BEGIN

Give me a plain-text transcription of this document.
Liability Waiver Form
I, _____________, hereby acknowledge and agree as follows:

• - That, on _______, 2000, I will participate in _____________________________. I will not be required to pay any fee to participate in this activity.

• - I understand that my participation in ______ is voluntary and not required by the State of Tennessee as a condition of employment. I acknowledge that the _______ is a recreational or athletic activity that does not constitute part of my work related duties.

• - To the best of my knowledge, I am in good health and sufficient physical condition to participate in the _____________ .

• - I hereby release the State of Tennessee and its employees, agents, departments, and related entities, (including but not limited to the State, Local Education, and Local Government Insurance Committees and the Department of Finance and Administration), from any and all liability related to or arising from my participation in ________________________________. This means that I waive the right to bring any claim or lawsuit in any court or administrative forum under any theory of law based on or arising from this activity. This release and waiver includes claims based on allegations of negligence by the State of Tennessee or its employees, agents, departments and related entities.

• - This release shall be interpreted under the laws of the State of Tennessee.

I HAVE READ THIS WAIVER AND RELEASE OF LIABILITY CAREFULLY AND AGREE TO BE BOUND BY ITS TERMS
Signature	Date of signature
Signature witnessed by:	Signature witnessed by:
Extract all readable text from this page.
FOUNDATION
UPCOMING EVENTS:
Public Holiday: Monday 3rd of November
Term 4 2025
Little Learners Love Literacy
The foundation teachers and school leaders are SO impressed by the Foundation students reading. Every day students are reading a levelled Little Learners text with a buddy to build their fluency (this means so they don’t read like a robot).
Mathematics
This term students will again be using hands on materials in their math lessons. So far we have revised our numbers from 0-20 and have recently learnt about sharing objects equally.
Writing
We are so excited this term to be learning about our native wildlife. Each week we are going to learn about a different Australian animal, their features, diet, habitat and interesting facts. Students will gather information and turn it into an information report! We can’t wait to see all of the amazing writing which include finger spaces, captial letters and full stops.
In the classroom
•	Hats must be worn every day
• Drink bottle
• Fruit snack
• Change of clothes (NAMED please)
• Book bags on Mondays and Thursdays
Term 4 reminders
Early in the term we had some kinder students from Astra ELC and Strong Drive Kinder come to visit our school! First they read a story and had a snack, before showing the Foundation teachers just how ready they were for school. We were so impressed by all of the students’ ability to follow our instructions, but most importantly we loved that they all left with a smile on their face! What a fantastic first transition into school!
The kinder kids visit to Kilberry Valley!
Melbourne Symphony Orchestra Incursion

END

> [Exercise requirements]:
Using the entries above, return each line in which the word "Learners" occurs.

> [Response below]:
Little Learners Love Literacy
The foundation teachers and school leaders are SO impressed by the Foundation students reading. Every day students are reading a levelled Little Learners text with a buddy to build their fluency (this means so they don’t read like a robot).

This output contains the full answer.